» TASK STATEMENT: Return the material word for word. Do not include pictures.

== THE DATA ==

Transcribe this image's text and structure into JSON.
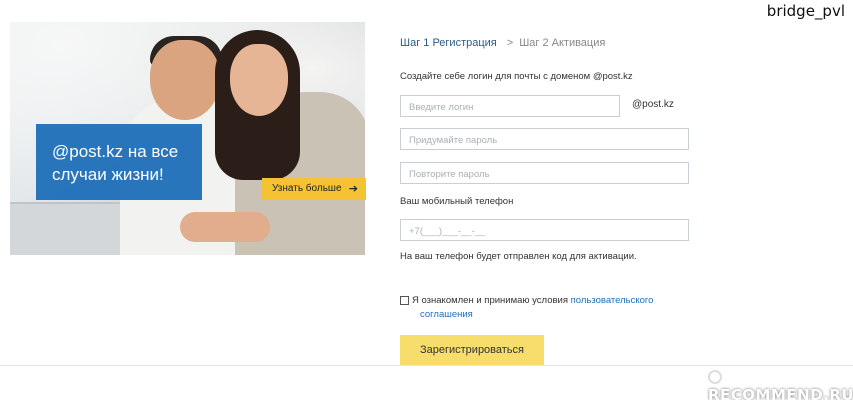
{
  "header": {
    "username": "bridge_pvl"
  },
  "promo": {
    "headline_line1": "@post.kz на все",
    "headline_line2": "случаи жизни!",
    "more_label": "Узнать больше",
    "arrow_icon": "arrow-right-icon"
  },
  "steps": {
    "step1": "Шаг 1 Регистрация",
    "separator": ">",
    "step2": "Шаг 2 Активация"
  },
  "form": {
    "intro": "Создайте себе логин для почты с доменом @post.kz",
    "login_placeholder": "Введите логин",
    "domain": "@post.kz",
    "password_placeholder": "Придумайте пароль",
    "password_repeat_placeholder": "Повторите пароль",
    "phone_label": "Ваш мобильный телефон",
    "phone_placeholder": "+7(___)___-__-__",
    "phone_hint": "На ваш телефон будет отправлен код для активации.",
    "agree_text": "Я ознакомлен и принимаю условия ",
    "agree_link1": "пользовательского",
    "agree_link2": "соглашения",
    "submit_label": "Зарегистрироваться"
  },
  "watermark": {
    "text": "RECOMMEND.RU"
  },
  "colors": {
    "brand_blue": "#1f6fba",
    "button_yellow": "#f7dd6b",
    "promo_yellow": "#f4c233"
  }
}
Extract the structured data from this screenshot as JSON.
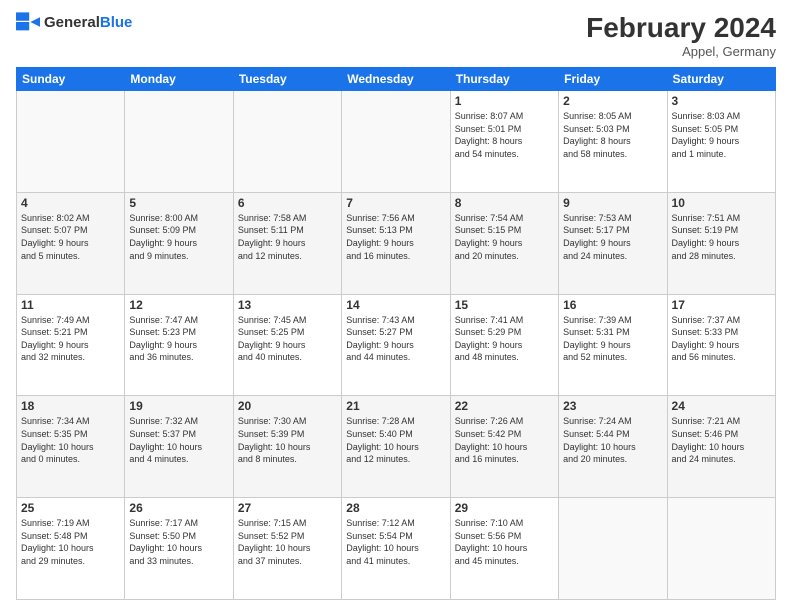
{
  "header": {
    "logo_line1": "General",
    "logo_line2": "Blue",
    "month_title": "February 2024",
    "location": "Appel, Germany"
  },
  "days_of_week": [
    "Sunday",
    "Monday",
    "Tuesday",
    "Wednesday",
    "Thursday",
    "Friday",
    "Saturday"
  ],
  "weeks": [
    [
      {
        "day": "",
        "info": ""
      },
      {
        "day": "",
        "info": ""
      },
      {
        "day": "",
        "info": ""
      },
      {
        "day": "",
        "info": ""
      },
      {
        "day": "1",
        "info": "Sunrise: 8:07 AM\nSunset: 5:01 PM\nDaylight: 8 hours\nand 54 minutes."
      },
      {
        "day": "2",
        "info": "Sunrise: 8:05 AM\nSunset: 5:03 PM\nDaylight: 8 hours\nand 58 minutes."
      },
      {
        "day": "3",
        "info": "Sunrise: 8:03 AM\nSunset: 5:05 PM\nDaylight: 9 hours\nand 1 minute."
      }
    ],
    [
      {
        "day": "4",
        "info": "Sunrise: 8:02 AM\nSunset: 5:07 PM\nDaylight: 9 hours\nand 5 minutes."
      },
      {
        "day": "5",
        "info": "Sunrise: 8:00 AM\nSunset: 5:09 PM\nDaylight: 9 hours\nand 9 minutes."
      },
      {
        "day": "6",
        "info": "Sunrise: 7:58 AM\nSunset: 5:11 PM\nDaylight: 9 hours\nand 12 minutes."
      },
      {
        "day": "7",
        "info": "Sunrise: 7:56 AM\nSunset: 5:13 PM\nDaylight: 9 hours\nand 16 minutes."
      },
      {
        "day": "8",
        "info": "Sunrise: 7:54 AM\nSunset: 5:15 PM\nDaylight: 9 hours\nand 20 minutes."
      },
      {
        "day": "9",
        "info": "Sunrise: 7:53 AM\nSunset: 5:17 PM\nDaylight: 9 hours\nand 24 minutes."
      },
      {
        "day": "10",
        "info": "Sunrise: 7:51 AM\nSunset: 5:19 PM\nDaylight: 9 hours\nand 28 minutes."
      }
    ],
    [
      {
        "day": "11",
        "info": "Sunrise: 7:49 AM\nSunset: 5:21 PM\nDaylight: 9 hours\nand 32 minutes."
      },
      {
        "day": "12",
        "info": "Sunrise: 7:47 AM\nSunset: 5:23 PM\nDaylight: 9 hours\nand 36 minutes."
      },
      {
        "day": "13",
        "info": "Sunrise: 7:45 AM\nSunset: 5:25 PM\nDaylight: 9 hours\nand 40 minutes."
      },
      {
        "day": "14",
        "info": "Sunrise: 7:43 AM\nSunset: 5:27 PM\nDaylight: 9 hours\nand 44 minutes."
      },
      {
        "day": "15",
        "info": "Sunrise: 7:41 AM\nSunset: 5:29 PM\nDaylight: 9 hours\nand 48 minutes."
      },
      {
        "day": "16",
        "info": "Sunrise: 7:39 AM\nSunset: 5:31 PM\nDaylight: 9 hours\nand 52 minutes."
      },
      {
        "day": "17",
        "info": "Sunrise: 7:37 AM\nSunset: 5:33 PM\nDaylight: 9 hours\nand 56 minutes."
      }
    ],
    [
      {
        "day": "18",
        "info": "Sunrise: 7:34 AM\nSunset: 5:35 PM\nDaylight: 10 hours\nand 0 minutes."
      },
      {
        "day": "19",
        "info": "Sunrise: 7:32 AM\nSunset: 5:37 PM\nDaylight: 10 hours\nand 4 minutes."
      },
      {
        "day": "20",
        "info": "Sunrise: 7:30 AM\nSunset: 5:39 PM\nDaylight: 10 hours\nand 8 minutes."
      },
      {
        "day": "21",
        "info": "Sunrise: 7:28 AM\nSunset: 5:40 PM\nDaylight: 10 hours\nand 12 minutes."
      },
      {
        "day": "22",
        "info": "Sunrise: 7:26 AM\nSunset: 5:42 PM\nDaylight: 10 hours\nand 16 minutes."
      },
      {
        "day": "23",
        "info": "Sunrise: 7:24 AM\nSunset: 5:44 PM\nDaylight: 10 hours\nand 20 minutes."
      },
      {
        "day": "24",
        "info": "Sunrise: 7:21 AM\nSunset: 5:46 PM\nDaylight: 10 hours\nand 24 minutes."
      }
    ],
    [
      {
        "day": "25",
        "info": "Sunrise: 7:19 AM\nSunset: 5:48 PM\nDaylight: 10 hours\nand 29 minutes."
      },
      {
        "day": "26",
        "info": "Sunrise: 7:17 AM\nSunset: 5:50 PM\nDaylight: 10 hours\nand 33 minutes."
      },
      {
        "day": "27",
        "info": "Sunrise: 7:15 AM\nSunset: 5:52 PM\nDaylight: 10 hours\nand 37 minutes."
      },
      {
        "day": "28",
        "info": "Sunrise: 7:12 AM\nSunset: 5:54 PM\nDaylight: 10 hours\nand 41 minutes."
      },
      {
        "day": "29",
        "info": "Sunrise: 7:10 AM\nSunset: 5:56 PM\nDaylight: 10 hours\nand 45 minutes."
      },
      {
        "day": "",
        "info": ""
      },
      {
        "day": "",
        "info": ""
      }
    ]
  ]
}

===

» TASK SOLUTION:
Transcribe this image's text and structure into JSON.
{
  "header": {
    "username": "bridge_pvl"
  },
  "promo": {
    "headline_line1": "@post.kz на все",
    "headline_line2": "случаи жизни!",
    "more_label": "Узнать больше",
    "arrow_icon": "arrow-right-icon"
  },
  "steps": {
    "step1": "Шаг 1 Регистрация",
    "separator": ">",
    "step2": "Шаг 2 Активация"
  },
  "form": {
    "intro": "Создайте себе логин для почты с доменом @post.kz",
    "login_placeholder": "Введите логин",
    "domain": "@post.kz",
    "password_placeholder": "Придумайте пароль",
    "password_repeat_placeholder": "Повторите пароль",
    "phone_label": "Ваш мобильный телефон",
    "phone_placeholder": "+7(___)___-__-__",
    "phone_hint": "На ваш телефон будет отправлен код для активации.",
    "agree_text": "Я ознакомлен и принимаю условия ",
    "agree_link1": "пользовательского",
    "agree_link2": "соглашения",
    "submit_label": "Зарегистрироваться"
  },
  "watermark": {
    "text": "RECOMMEND.RU"
  },
  "colors": {
    "brand_blue": "#1f6fba",
    "button_yellow": "#f7dd6b",
    "promo_yellow": "#f4c233"
  }
}
Extract the structured data from this screenshot as JSON.
{
  "header": {
    "logo_line1": "General",
    "logo_line2": "Blue",
    "month_title": "February 2024",
    "location": "Appel, Germany"
  },
  "days_of_week": [
    "Sunday",
    "Monday",
    "Tuesday",
    "Wednesday",
    "Thursday",
    "Friday",
    "Saturday"
  ],
  "weeks": [
    [
      {
        "day": "",
        "info": ""
      },
      {
        "day": "",
        "info": ""
      },
      {
        "day": "",
        "info": ""
      },
      {
        "day": "",
        "info": ""
      },
      {
        "day": "1",
        "info": "Sunrise: 8:07 AM\nSunset: 5:01 PM\nDaylight: 8 hours\nand 54 minutes."
      },
      {
        "day": "2",
        "info": "Sunrise: 8:05 AM\nSunset: 5:03 PM\nDaylight: 8 hours\nand 58 minutes."
      },
      {
        "day": "3",
        "info": "Sunrise: 8:03 AM\nSunset: 5:05 PM\nDaylight: 9 hours\nand 1 minute."
      }
    ],
    [
      {
        "day": "4",
        "info": "Sunrise: 8:02 AM\nSunset: 5:07 PM\nDaylight: 9 hours\nand 5 minutes."
      },
      {
        "day": "5",
        "info": "Sunrise: 8:00 AM\nSunset: 5:09 PM\nDaylight: 9 hours\nand 9 minutes."
      },
      {
        "day": "6",
        "info": "Sunrise: 7:58 AM\nSunset: 5:11 PM\nDaylight: 9 hours\nand 12 minutes."
      },
      {
        "day": "7",
        "info": "Sunrise: 7:56 AM\nSunset: 5:13 PM\nDaylight: 9 hours\nand 16 minutes."
      },
      {
        "day": "8",
        "info": "Sunrise: 7:54 AM\nSunset: 5:15 PM\nDaylight: 9 hours\nand 20 minutes."
      },
      {
        "day": "9",
        "info": "Sunrise: 7:53 AM\nSunset: 5:17 PM\nDaylight: 9 hours\nand 24 minutes."
      },
      {
        "day": "10",
        "info": "Sunrise: 7:51 AM\nSunset: 5:19 PM\nDaylight: 9 hours\nand 28 minutes."
      }
    ],
    [
      {
        "day": "11",
        "info": "Sunrise: 7:49 AM\nSunset: 5:21 PM\nDaylight: 9 hours\nand 32 minutes."
      },
      {
        "day": "12",
        "info": "Sunrise: 7:47 AM\nSunset: 5:23 PM\nDaylight: 9 hours\nand 36 minutes."
      },
      {
        "day": "13",
        "info": "Sunrise: 7:45 AM\nSunset: 5:25 PM\nDaylight: 9 hours\nand 40 minutes."
      },
      {
        "day": "14",
        "info": "Sunrise: 7:43 AM\nSunset: 5:27 PM\nDaylight: 9 hours\nand 44 minutes."
      },
      {
        "day": "15",
        "info": "Sunrise: 7:41 AM\nSunset: 5:29 PM\nDaylight: 9 hours\nand 48 minutes."
      },
      {
        "day": "16",
        "info": "Sunrise: 7:39 AM\nSunset: 5:31 PM\nDaylight: 9 hours\nand 52 minutes."
      },
      {
        "day": "17",
        "info": "Sunrise: 7:37 AM\nSunset: 5:33 PM\nDaylight: 9 hours\nand 56 minutes."
      }
    ],
    [
      {
        "day": "18",
        "info": "Sunrise: 7:34 AM\nSunset: 5:35 PM\nDaylight: 10 hours\nand 0 minutes."
      },
      {
        "day": "19",
        "info": "Sunrise: 7:32 AM\nSunset: 5:37 PM\nDaylight: 10 hours\nand 4 minutes."
      },
      {
        "day": "20",
        "info": "Sunrise: 7:30 AM\nSunset: 5:39 PM\nDaylight: 10 hours\nand 8 minutes."
      },
      {
        "day": "21",
        "info": "Sunrise: 7:28 AM\nSunset: 5:40 PM\nDaylight: 10 hours\nand 12 minutes."
      },
      {
        "day": "22",
        "info": "Sunrise: 7:26 AM\nSunset: 5:42 PM\nDaylight: 10 hours\nand 16 minutes."
      },
      {
        "day": "23",
        "info": "Sunrise: 7:24 AM\nSunset: 5:44 PM\nDaylight: 10 hours\nand 20 minutes."
      },
      {
        "day": "24",
        "info": "Sunrise: 7:21 AM\nSunset: 5:46 PM\nDaylight: 10 hours\nand 24 minutes."
      }
    ],
    [
      {
        "day": "25",
        "info": "Sunrise: 7:19 AM\nSunset: 5:48 PM\nDaylight: 10 hours\nand 29 minutes."
      },
      {
        "day": "26",
        "info": "Sunrise: 7:17 AM\nSunset: 5:50 PM\nDaylight: 10 hours\nand 33 minutes."
      },
      {
        "day": "27",
        "info": "Sunrise: 7:15 AM\nSunset: 5:52 PM\nDaylight: 10 hours\nand 37 minutes."
      },
      {
        "day": "28",
        "info": "Sunrise: 7:12 AM\nSunset: 5:54 PM\nDaylight: 10 hours\nand 41 minutes."
      },
      {
        "day": "29",
        "info": "Sunrise: 7:10 AM\nSunset: 5:56 PM\nDaylight: 10 hours\nand 45 minutes."
      },
      {
        "day": "",
        "info": ""
      },
      {
        "day": "",
        "info": ""
      }
    ]
  ]
}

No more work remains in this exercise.